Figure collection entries
·····

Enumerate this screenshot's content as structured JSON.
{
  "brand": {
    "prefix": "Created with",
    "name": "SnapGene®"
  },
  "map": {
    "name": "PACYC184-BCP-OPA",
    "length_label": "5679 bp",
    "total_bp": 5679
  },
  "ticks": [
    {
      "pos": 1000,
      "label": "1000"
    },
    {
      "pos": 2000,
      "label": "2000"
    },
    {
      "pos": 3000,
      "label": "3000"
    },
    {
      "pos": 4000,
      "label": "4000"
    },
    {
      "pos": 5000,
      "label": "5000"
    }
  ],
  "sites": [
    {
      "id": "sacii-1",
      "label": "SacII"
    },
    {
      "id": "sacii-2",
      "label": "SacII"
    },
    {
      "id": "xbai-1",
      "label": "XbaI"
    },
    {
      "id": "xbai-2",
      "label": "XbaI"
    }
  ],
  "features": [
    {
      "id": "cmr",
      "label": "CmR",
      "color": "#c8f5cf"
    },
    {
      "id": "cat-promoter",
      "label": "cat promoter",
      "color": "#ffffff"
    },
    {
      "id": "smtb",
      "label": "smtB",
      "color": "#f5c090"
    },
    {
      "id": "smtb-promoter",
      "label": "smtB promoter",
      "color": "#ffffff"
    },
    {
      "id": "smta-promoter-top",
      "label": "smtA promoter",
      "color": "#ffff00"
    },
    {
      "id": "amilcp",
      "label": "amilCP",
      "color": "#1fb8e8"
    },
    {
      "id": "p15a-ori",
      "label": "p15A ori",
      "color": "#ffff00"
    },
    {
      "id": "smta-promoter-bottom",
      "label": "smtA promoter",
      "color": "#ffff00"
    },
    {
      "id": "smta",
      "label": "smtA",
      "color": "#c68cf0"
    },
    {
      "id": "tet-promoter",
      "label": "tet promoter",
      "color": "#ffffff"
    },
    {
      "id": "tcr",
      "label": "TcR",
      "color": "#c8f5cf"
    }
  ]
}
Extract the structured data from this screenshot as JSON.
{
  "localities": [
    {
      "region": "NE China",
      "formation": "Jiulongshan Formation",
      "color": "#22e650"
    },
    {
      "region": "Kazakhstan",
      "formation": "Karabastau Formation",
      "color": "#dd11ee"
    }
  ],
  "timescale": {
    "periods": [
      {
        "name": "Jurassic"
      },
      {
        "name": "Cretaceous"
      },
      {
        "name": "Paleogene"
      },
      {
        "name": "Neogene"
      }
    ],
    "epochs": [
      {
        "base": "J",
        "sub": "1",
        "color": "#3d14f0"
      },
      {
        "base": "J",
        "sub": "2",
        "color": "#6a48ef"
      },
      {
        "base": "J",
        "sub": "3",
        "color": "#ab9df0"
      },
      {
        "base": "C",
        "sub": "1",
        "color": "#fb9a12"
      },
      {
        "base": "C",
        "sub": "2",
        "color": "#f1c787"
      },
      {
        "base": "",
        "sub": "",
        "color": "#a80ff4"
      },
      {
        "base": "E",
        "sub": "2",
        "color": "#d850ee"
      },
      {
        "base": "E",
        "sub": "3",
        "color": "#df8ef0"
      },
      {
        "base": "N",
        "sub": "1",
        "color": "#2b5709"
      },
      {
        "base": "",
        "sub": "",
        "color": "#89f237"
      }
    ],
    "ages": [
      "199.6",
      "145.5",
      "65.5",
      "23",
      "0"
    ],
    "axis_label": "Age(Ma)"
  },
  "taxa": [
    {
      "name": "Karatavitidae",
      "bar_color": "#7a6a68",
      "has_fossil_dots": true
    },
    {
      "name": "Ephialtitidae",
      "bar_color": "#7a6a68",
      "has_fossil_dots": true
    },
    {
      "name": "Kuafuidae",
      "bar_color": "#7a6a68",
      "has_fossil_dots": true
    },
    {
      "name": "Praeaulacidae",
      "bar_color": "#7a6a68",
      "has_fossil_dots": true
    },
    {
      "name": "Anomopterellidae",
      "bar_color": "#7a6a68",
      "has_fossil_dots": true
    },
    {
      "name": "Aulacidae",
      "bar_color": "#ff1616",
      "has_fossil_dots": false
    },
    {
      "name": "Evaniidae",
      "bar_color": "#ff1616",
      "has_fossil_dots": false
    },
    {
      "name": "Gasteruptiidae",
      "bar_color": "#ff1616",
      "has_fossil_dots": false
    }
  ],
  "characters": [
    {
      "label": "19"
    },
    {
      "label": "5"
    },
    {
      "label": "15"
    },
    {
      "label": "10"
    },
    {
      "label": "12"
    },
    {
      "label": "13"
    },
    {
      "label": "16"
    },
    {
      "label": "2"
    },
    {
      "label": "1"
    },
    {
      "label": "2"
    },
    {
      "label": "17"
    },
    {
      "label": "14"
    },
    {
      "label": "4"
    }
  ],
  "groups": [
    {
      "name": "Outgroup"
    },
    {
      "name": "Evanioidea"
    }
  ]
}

·····

Show the lines that mention the word "this".

Enumerate this screenshot's content as structured JSON.
Extract the structured data from this screenshot as JSON.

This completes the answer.